╔══

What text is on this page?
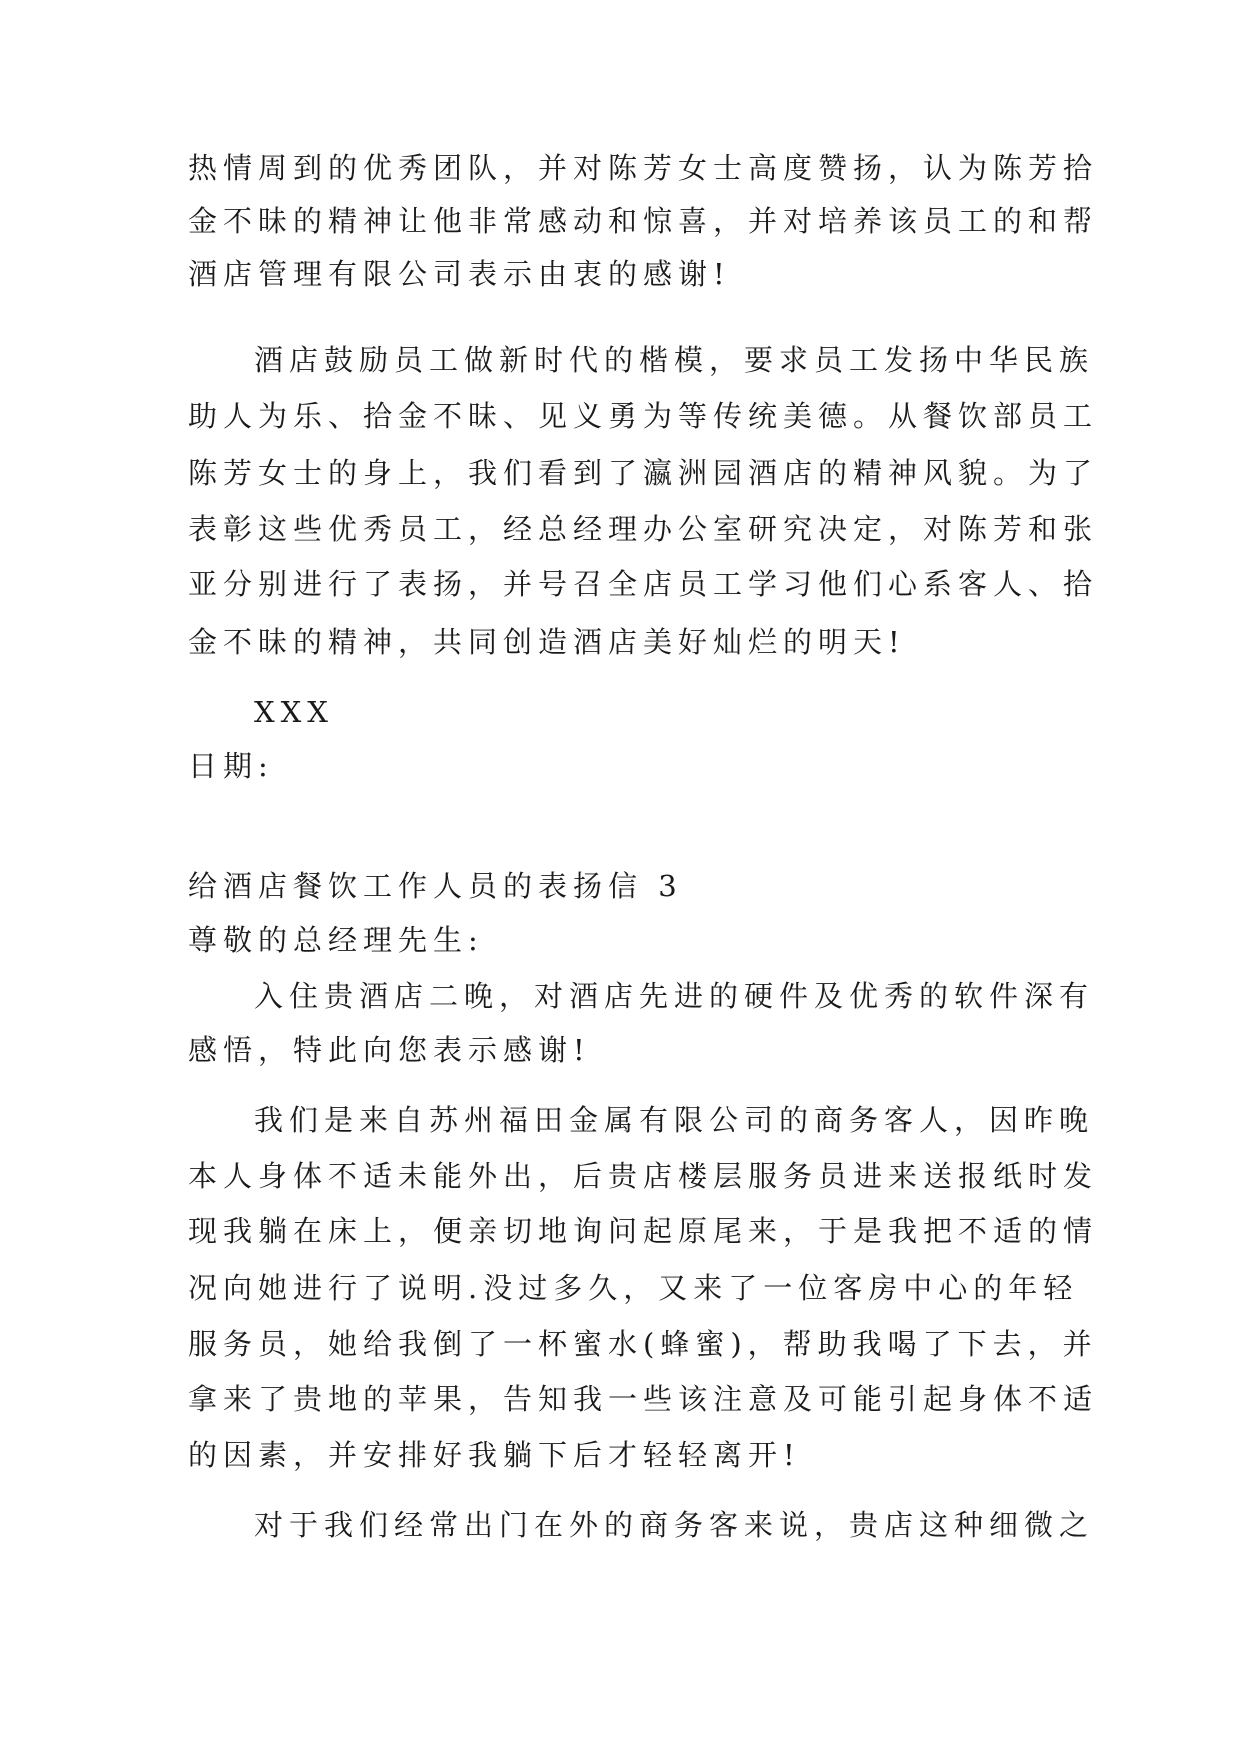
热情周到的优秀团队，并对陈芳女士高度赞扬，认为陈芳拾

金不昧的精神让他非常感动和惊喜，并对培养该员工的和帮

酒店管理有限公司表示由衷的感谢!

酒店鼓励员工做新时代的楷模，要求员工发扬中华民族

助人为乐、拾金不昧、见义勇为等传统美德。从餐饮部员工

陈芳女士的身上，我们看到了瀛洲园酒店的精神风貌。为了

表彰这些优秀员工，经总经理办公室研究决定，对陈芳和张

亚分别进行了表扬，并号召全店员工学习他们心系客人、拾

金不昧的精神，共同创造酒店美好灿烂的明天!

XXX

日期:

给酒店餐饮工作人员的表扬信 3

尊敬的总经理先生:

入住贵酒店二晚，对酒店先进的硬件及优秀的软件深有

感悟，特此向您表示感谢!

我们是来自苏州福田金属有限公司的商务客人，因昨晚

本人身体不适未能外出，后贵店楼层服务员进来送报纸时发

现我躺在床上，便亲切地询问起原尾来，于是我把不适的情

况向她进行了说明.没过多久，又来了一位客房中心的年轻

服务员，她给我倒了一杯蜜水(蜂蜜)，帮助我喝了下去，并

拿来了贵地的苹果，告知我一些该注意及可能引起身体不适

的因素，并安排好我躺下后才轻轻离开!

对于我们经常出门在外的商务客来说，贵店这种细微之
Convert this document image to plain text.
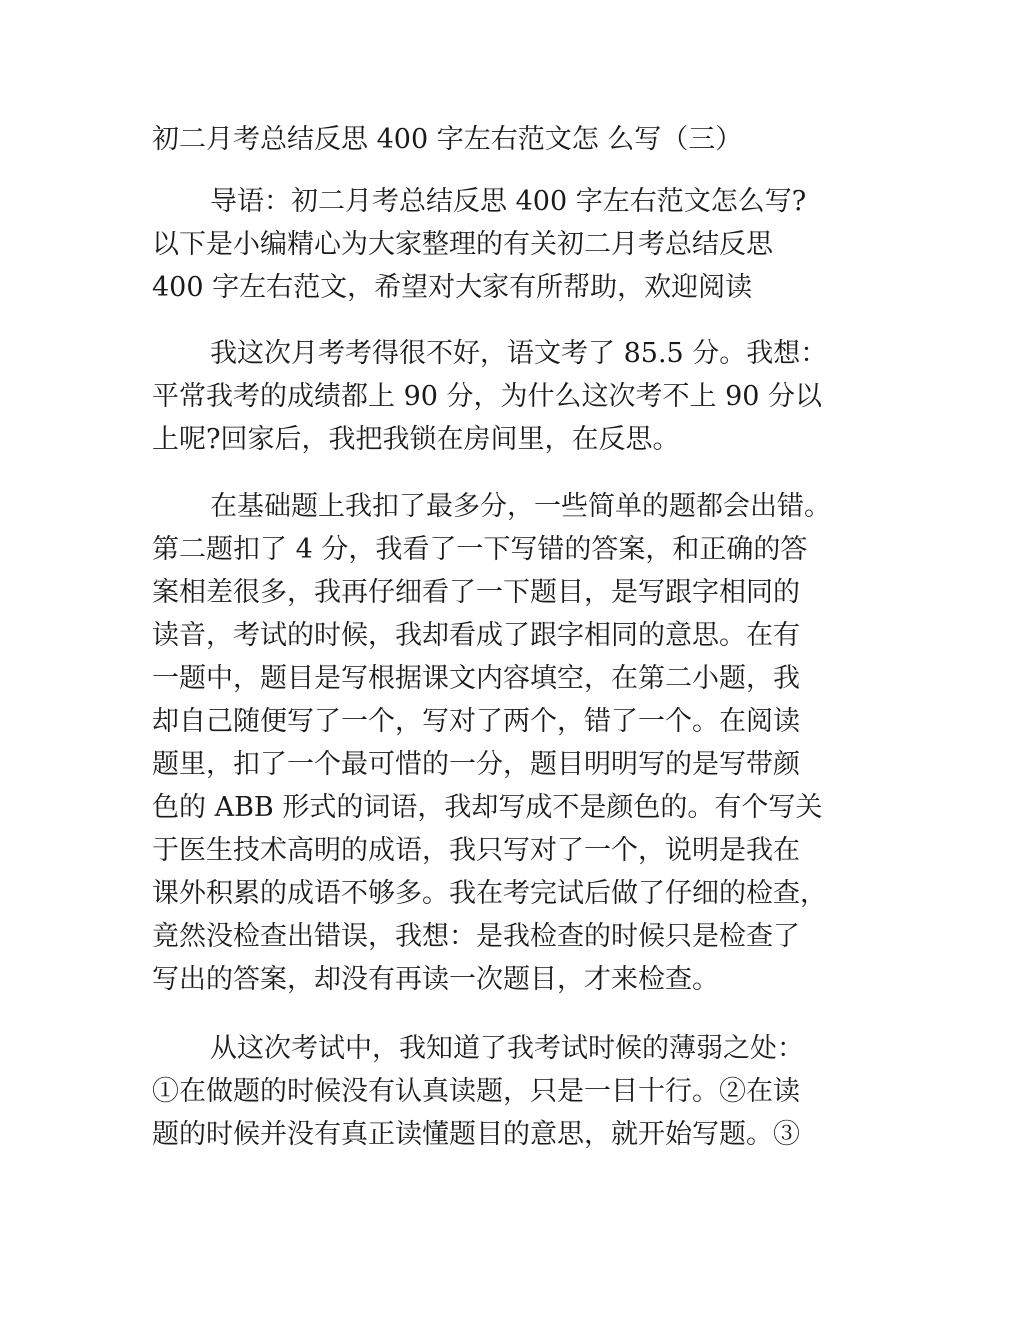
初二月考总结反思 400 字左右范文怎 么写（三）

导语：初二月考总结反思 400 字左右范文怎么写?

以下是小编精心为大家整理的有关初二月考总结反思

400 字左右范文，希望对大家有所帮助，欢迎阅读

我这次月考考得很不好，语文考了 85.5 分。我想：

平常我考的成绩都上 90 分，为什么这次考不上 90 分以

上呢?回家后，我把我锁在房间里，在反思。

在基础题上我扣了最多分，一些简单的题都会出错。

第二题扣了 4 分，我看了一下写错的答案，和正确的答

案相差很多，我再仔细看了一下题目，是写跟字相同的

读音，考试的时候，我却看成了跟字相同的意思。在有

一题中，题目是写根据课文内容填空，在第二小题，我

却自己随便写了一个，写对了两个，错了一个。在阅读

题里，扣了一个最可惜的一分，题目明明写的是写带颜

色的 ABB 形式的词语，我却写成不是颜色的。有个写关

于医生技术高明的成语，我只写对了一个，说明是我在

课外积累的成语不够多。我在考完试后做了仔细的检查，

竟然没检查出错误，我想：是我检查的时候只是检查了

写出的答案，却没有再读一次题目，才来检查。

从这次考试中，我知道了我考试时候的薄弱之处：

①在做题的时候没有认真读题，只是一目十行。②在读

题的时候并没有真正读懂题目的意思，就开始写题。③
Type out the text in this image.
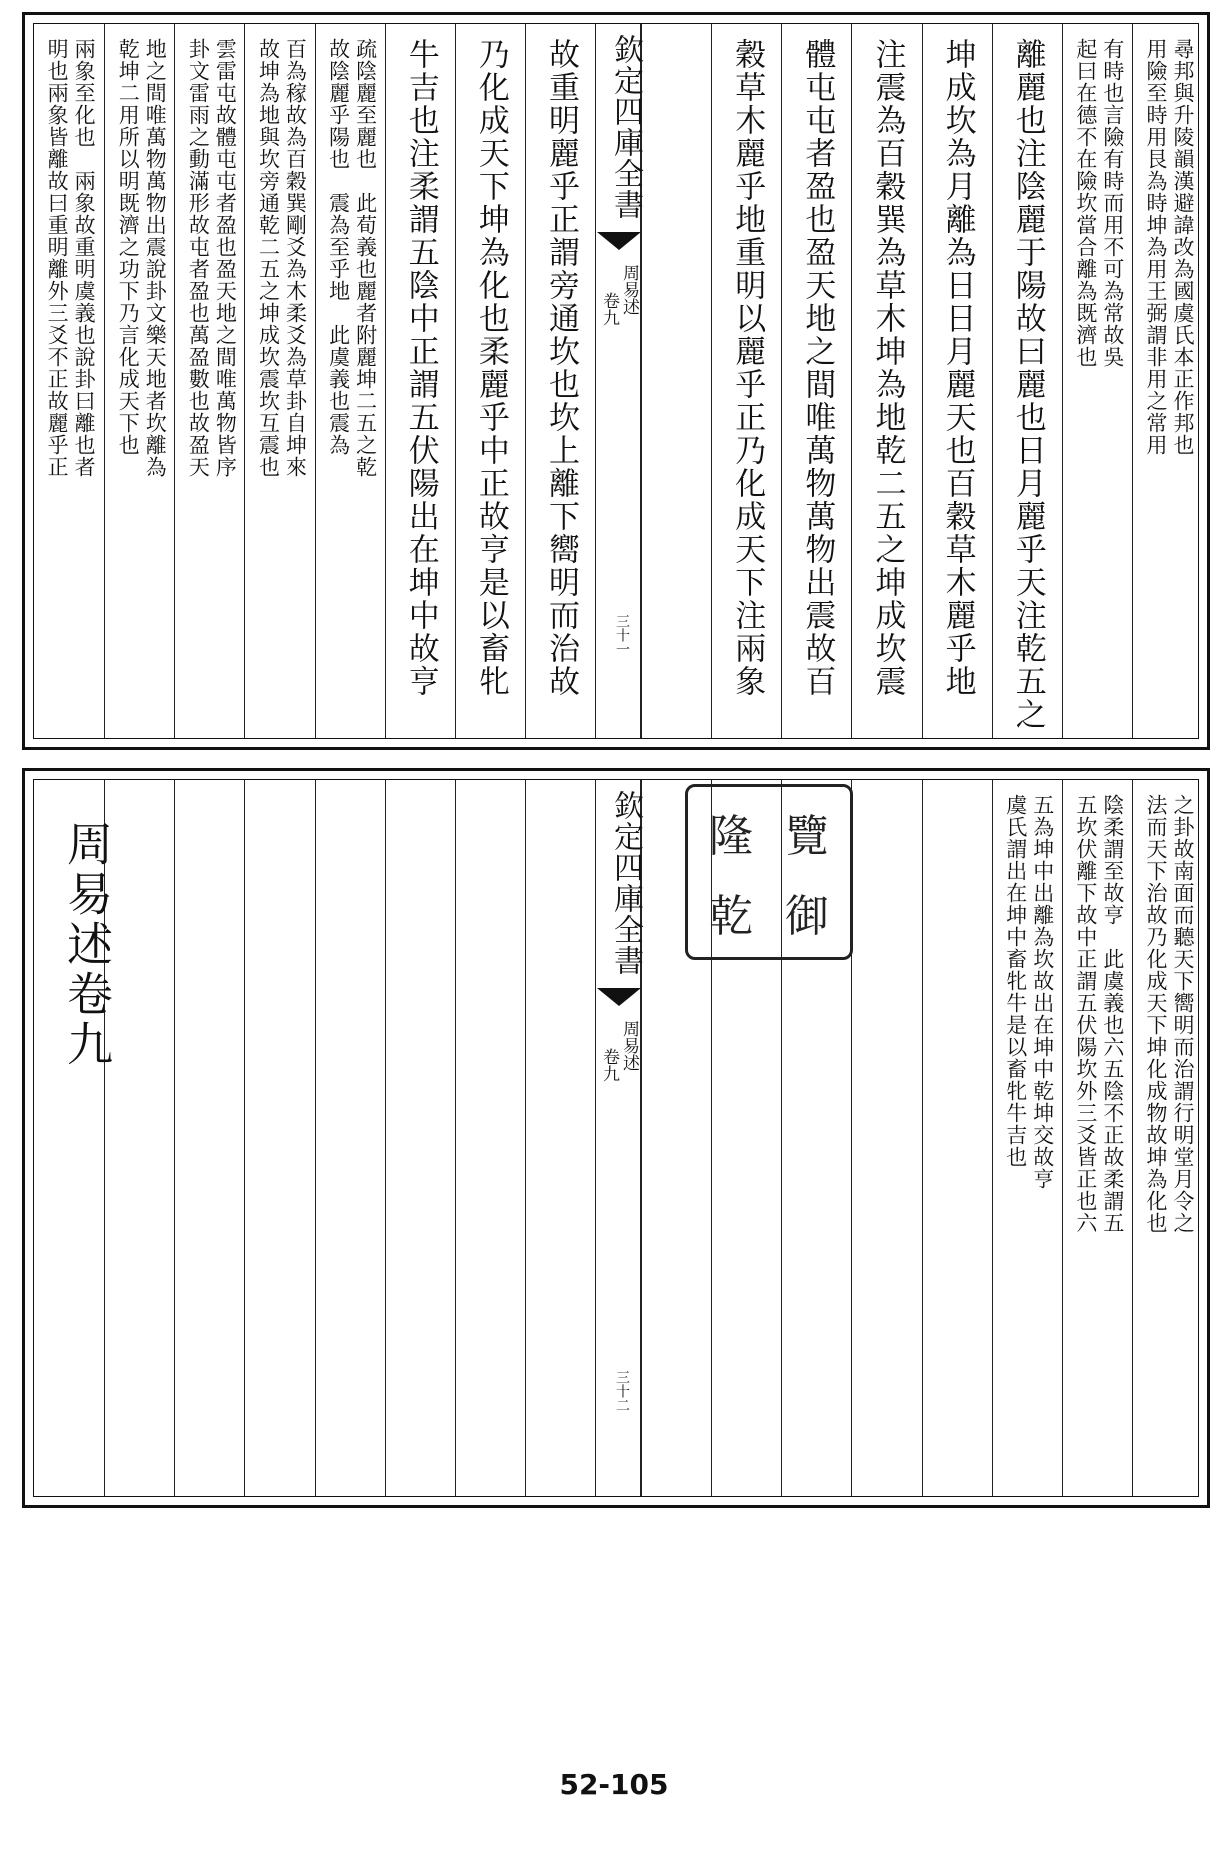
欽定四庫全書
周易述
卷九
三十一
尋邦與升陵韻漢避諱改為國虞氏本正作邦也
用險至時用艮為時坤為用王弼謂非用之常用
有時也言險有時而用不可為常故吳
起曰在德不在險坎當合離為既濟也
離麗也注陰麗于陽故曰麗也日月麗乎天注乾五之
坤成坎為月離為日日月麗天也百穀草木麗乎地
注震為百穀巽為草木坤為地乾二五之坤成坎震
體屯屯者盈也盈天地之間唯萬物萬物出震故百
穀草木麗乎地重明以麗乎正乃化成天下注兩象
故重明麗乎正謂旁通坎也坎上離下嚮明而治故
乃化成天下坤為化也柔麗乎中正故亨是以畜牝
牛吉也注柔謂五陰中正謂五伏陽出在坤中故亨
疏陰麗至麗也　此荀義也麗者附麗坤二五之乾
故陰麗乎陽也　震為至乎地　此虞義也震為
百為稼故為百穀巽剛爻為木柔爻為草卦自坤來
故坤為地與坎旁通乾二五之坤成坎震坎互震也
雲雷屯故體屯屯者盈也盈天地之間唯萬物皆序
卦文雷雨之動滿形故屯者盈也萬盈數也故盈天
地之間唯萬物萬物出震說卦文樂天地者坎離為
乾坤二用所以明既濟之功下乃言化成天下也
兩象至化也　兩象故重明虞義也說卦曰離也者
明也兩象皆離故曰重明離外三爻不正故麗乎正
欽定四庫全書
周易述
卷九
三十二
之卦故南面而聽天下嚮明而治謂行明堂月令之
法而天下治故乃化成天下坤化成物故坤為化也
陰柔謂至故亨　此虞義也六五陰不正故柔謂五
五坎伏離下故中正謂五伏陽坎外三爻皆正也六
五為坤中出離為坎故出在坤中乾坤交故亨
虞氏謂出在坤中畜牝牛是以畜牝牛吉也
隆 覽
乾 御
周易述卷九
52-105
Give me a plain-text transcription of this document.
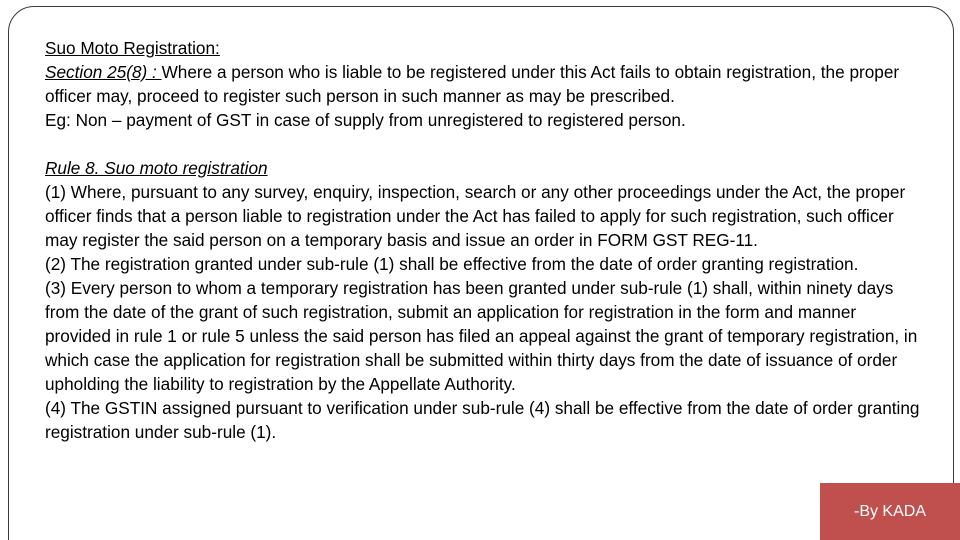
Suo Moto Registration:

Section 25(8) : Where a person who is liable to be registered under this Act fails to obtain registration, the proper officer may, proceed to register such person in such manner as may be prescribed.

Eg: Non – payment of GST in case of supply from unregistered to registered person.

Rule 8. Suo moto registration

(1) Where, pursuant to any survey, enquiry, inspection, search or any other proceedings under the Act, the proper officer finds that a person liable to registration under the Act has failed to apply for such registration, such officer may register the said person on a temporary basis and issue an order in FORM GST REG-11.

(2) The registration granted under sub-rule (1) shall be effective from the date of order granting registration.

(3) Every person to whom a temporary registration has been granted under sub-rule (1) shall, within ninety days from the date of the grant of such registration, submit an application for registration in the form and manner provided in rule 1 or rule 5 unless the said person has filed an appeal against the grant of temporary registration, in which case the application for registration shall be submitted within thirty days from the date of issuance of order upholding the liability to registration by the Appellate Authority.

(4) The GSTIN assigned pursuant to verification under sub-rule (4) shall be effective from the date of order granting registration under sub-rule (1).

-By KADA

╚══

> STATED TASK
Return solely the number of lines in the data that include the word "effective".

> FINAL RESULT
2